OBJECTIVE: From the listing below, pull out every line where the string "history" appears.

AVAILABLE DATA:
START
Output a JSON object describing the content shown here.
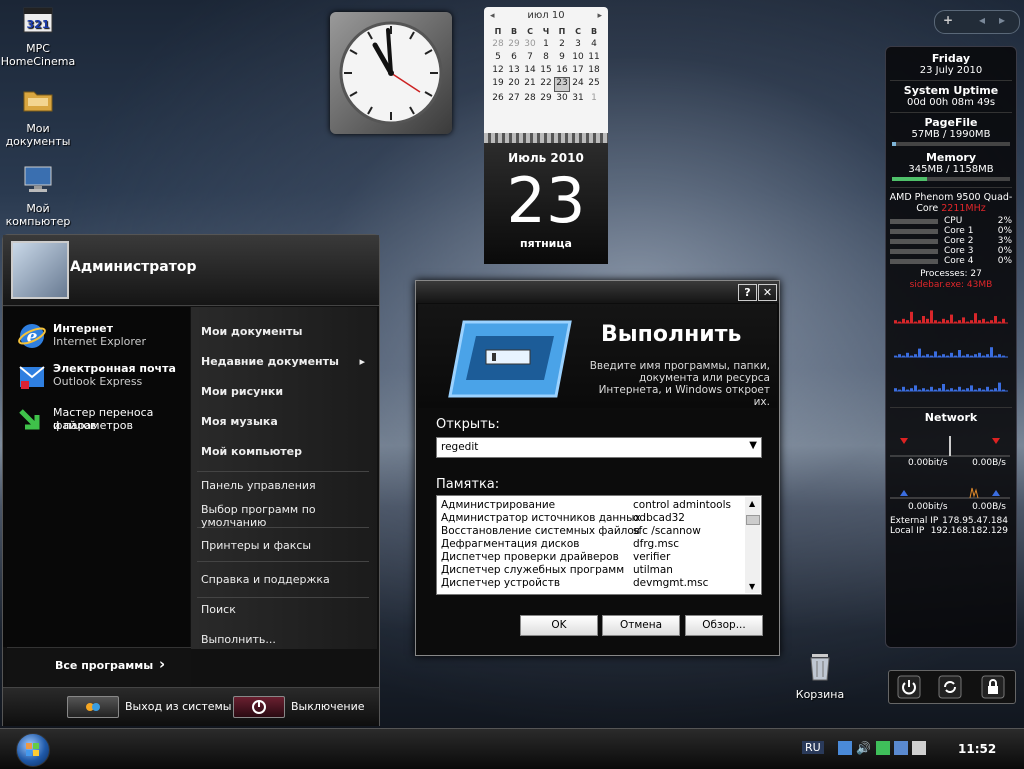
{
  "desktop_icons": [
    {
      "name": "mpc-homecinema",
      "label": "MPC HomeCinema",
      "icon": "mpc-icon"
    },
    {
      "name": "my-documents",
      "label": "Мои документы",
      "icon": "folder-icon"
    },
    {
      "name": "my-computer",
      "label": "Мой компьютер",
      "icon": "computer-icon"
    }
  ],
  "recycle_bin": {
    "label": "Корзина"
  },
  "calendar": {
    "header": "июл 10",
    "day_names": [
      "П",
      "В",
      "С",
      "Ч",
      "П",
      "С",
      "В"
    ],
    "weeks": [
      [
        {
          "d": "28",
          "o": true
        },
        {
          "d": "29",
          "o": true
        },
        {
          "d": "30",
          "o": true
        },
        {
          "d": "1"
        },
        {
          "d": "2"
        },
        {
          "d": "3"
        },
        {
          "d": "4"
        }
      ],
      [
        {
          "d": "5"
        },
        {
          "d": "6"
        },
        {
          "d": "7"
        },
        {
          "d": "8"
        },
        {
          "d": "9"
        },
        {
          "d": "10"
        },
        {
          "d": "11"
        }
      ],
      [
        {
          "d": "12"
        },
        {
          "d": "13"
        },
        {
          "d": "14"
        },
        {
          "d": "15"
        },
        {
          "d": "16"
        },
        {
          "d": "17"
        },
        {
          "d": "18"
        }
      ],
      [
        {
          "d": "19"
        },
        {
          "d": "20"
        },
        {
          "d": "21"
        },
        {
          "d": "22"
        },
        {
          "d": "23",
          "t": true
        },
        {
          "d": "24"
        },
        {
          "d": "25"
        }
      ],
      [
        {
          "d": "26"
        },
        {
          "d": "27"
        },
        {
          "d": "28"
        },
        {
          "d": "29"
        },
        {
          "d": "30"
        },
        {
          "d": "31"
        },
        {
          "d": "1",
          "o": true
        }
      ]
    ],
    "month_year": "Июль 2010",
    "day": "23",
    "weekday": "пятница"
  },
  "sidebar": {
    "day": "Friday",
    "date": "23 July 2010",
    "uptime_title": "System Uptime",
    "uptime": "00d 00h 08m 49s",
    "pagefile_title": "PageFile",
    "pagefile": "57MB / 1990MB",
    "pagefile_fill": 0.03,
    "memory_title": "Memory",
    "memory": "345MB / 1158MB",
    "memory_fill": 0.3,
    "cpu_name": "AMD Phenom 9500 Quad-Core",
    "cpu_freq": "2211MHz",
    "cores": [
      {
        "label": "CPU",
        "value": "2%"
      },
      {
        "label": "Core 1",
        "value": "0%"
      },
      {
        "label": "Core 2",
        "value": "3%"
      },
      {
        "label": "Core 3",
        "value": "0%"
      },
      {
        "label": "Core 4",
        "value": "0%"
      }
    ],
    "processes": "Processes: 27",
    "sidebar_exe": "sidebar.exe: 43MB",
    "network_title": "Network",
    "net_rx": "0.00bit/s",
    "net_tx": "0.00B/s",
    "net_rx2": "0.00bit/s",
    "net_tx2": "0.00B/s",
    "external_ip_label": "External IP",
    "external_ip": "178.95.47.184",
    "local_ip_label": "Local IP",
    "local_ip": "192.168.182.129"
  },
  "start_menu": {
    "user": "Администратор",
    "pinned": [
      {
        "title": "Интернет",
        "sub": "Internet Explorer",
        "icon": "internet-explorer-icon"
      },
      {
        "title": "Электронная почта",
        "sub": "Outlook Express",
        "icon": "outlook-express-icon"
      },
      {
        "title": "Мастер переноса файлов",
        "sub": "и параметров",
        "icon": "transfer-wizard-icon"
      }
    ],
    "right_items": [
      {
        "label": "Мои документы",
        "bold": true
      },
      {
        "label": "Недавние документы",
        "bold": true,
        "arrow": "▸"
      },
      {
        "label": "Мои рисунки",
        "bold": true
      },
      {
        "label": "Моя музыка",
        "bold": true
      },
      {
        "label": "Мой компьютер",
        "bold": true
      },
      {
        "label": "Панель управления"
      },
      {
        "label": "Выбор программ по умолчанию"
      },
      {
        "label": "Принтеры и факсы"
      },
      {
        "label": "Справка и поддержка"
      },
      {
        "label": "Поиск"
      },
      {
        "label": "Выполнить..."
      }
    ],
    "all_programs": "Все программы",
    "all_programs_arrow": "›",
    "logoff": "Выход из системы",
    "shutdown": "Выключение"
  },
  "run_dialog": {
    "help_button": "?",
    "close_button": "✕",
    "title": "Выполнить",
    "description": "Введите имя программы, папки, документа или ресурса Интернета, и Windows откроет их.",
    "open_label": "Открыть:",
    "open_value": "regedit",
    "memo_label": "Памятка:",
    "memo_rows": [
      {
        "name": "Администрирование",
        "cmd": "control admintools"
      },
      {
        "name": "Администратор источников данных",
        "cmd": "odbcad32"
      },
      {
        "name": "Восстановление системных файлов",
        "cmd": "sfc /scannow"
      },
      {
        "name": "Дефрагментация дисков",
        "cmd": "dfrg.msc"
      },
      {
        "name": "Диспетчер проверки драйверов",
        "cmd": "verifier"
      },
      {
        "name": "Диспетчер служебных программ",
        "cmd": "utilman"
      },
      {
        "name": "Диспетчер устройств",
        "cmd": "devmgmt.msc"
      }
    ],
    "ok": "OK",
    "cancel": "Отмена",
    "browse": "Обзор..."
  },
  "taskbar": {
    "language": "RU",
    "time": "11:52"
  },
  "sidebar_toolbar": {
    "add": "+",
    "prev": "◂",
    "next": "▸"
  },
  "chart_data": [
    {
      "type": "bar",
      "name": "cpu-history-red",
      "values": [
        2,
        1,
        3,
        2,
        8,
        1,
        2,
        5,
        3,
        9,
        2,
        1,
        3,
        2,
        6,
        1,
        2,
        4,
        1,
        2,
        7,
        2,
        3,
        1,
        2,
        5,
        1,
        3
      ]
    },
    {
      "type": "bar",
      "name": "core-history-blue-1",
      "values": [
        1,
        2,
        1,
        3,
        1,
        2,
        6,
        1,
        2,
        1,
        4,
        1,
        2,
        1,
        3,
        1,
        5,
        1,
        2,
        1,
        2,
        3,
        1,
        2,
        7,
        1,
        2,
        1
      ]
    },
    {
      "type": "bar",
      "name": "core-history-blue-2",
      "values": [
        2,
        1,
        3,
        1,
        2,
        4,
        1,
        2,
        1,
        3,
        1,
        2,
        5,
        1,
        2,
        1,
        3,
        1,
        2,
        4,
        1,
        2,
        1,
        3,
        1,
        2,
        6,
        1
      ]
    }
  ]
}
END
EXERCISE OUTPUT:
      "name": "cpu-history-red",
      "name": "core-history-blue-1",
      "name": "core-history-blue-2",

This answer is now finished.